▶ Job
Copy all the material that follows, keeping every character the same.

▶ Task material
>> Start

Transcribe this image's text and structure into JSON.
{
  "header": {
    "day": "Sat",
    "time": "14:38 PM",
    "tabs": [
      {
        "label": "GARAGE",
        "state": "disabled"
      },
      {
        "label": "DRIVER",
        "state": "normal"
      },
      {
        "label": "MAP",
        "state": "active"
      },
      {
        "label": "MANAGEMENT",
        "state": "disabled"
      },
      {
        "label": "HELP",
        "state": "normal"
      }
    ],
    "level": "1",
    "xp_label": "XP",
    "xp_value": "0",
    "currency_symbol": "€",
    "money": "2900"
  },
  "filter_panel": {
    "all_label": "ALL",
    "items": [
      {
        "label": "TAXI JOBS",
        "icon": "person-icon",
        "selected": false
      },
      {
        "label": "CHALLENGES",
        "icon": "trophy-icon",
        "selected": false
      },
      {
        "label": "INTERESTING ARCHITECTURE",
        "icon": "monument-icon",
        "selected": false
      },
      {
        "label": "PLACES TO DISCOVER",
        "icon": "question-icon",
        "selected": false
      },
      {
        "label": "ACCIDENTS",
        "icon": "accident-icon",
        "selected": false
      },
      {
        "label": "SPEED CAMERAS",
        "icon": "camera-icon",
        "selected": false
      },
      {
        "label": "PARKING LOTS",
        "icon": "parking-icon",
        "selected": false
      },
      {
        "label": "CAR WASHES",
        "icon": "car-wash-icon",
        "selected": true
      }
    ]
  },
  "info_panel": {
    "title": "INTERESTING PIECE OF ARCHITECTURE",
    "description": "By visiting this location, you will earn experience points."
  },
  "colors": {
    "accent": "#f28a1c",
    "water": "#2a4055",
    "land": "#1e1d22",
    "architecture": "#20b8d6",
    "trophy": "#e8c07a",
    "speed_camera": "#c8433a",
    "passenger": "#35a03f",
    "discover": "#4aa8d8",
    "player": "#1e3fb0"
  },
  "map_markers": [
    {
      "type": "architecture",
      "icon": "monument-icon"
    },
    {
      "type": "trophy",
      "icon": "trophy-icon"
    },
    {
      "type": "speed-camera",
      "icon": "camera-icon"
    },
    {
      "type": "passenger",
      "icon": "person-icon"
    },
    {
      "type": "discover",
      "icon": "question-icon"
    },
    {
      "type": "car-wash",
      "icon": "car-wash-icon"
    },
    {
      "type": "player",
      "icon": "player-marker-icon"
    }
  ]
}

>> End

▶ Exercise result
Transcribe this image's text and structure into JSON.
{
  "header": {
    "day": "Sat",
    "time": "14:38 PM",
    "tabs": [
      {
        "label": "GARAGE",
        "state": "disabled"
      },
      {
        "label": "DRIVER",
        "state": "normal"
      },
      {
        "label": "MAP",
        "state": "active"
      },
      {
        "label": "MANAGEMENT",
        "state": "disabled"
      },
      {
        "label": "HELP",
        "state": "normal"
      }
    ],
    "level": "1",
    "xp_label": "XP",
    "xp_value": "0",
    "currency_symbol": "€",
    "money": "2900"
  },
  "filter_panel": {
    "all_label": "ALL",
    "items": [
      {
        "label": "TAXI JOBS",
        "icon": "person-icon",
        "selected": false
      },
      {
        "label": "CHALLENGES",
        "icon": "trophy-icon",
        "selected": false
      },
      {
        "label": "INTERESTING ARCHITECTURE",
        "icon": "monument-icon",
        "selected": false
      },
      {
        "label": "PLACES TO DISCOVER",
        "icon": "question-icon",
        "selected": false
      },
      {
        "label": "ACCIDENTS",
        "icon": "accident-icon",
        "selected": false
      },
      {
        "label": "SPEED CAMERAS",
        "icon": "camera-icon",
        "selected": false
      },
      {
        "label": "PARKING LOTS",
        "icon": "parking-icon",
        "selected": false
      },
      {
        "label": "CAR WASHES",
        "icon": "car-wash-icon",
        "selected": true
      }
    ]
  },
  "info_panel": {
    "title": "INTERESTING PIECE OF ARCHITECTURE",
    "description": "By visiting this location, you will earn experience points."
  },
  "colors": {
    "accent": "#f28a1c",
    "water": "#2a4055",
    "land": "#1e1d22",
    "architecture": "#20b8d6",
    "trophy": "#e8c07a",
    "speed_camera": "#c8433a",
    "passenger": "#35a03f",
    "discover": "#4aa8d8",
    "player": "#1e3fb0"
  },
  "map_markers": [
    {
      "type": "architecture",
      "icon": "monument-icon"
    },
    {
      "type": "trophy",
      "icon": "trophy-icon"
    },
    {
      "type": "speed-camera",
      "icon": "camera-icon"
    },
    {
      "type": "passenger",
      "icon": "person-icon"
    },
    {
      "type": "discover",
      "icon": "question-icon"
    },
    {
      "type": "car-wash",
      "icon": "car-wash-icon"
    },
    {
      "type": "player",
      "icon": "player-marker-icon"
    }
  ]
}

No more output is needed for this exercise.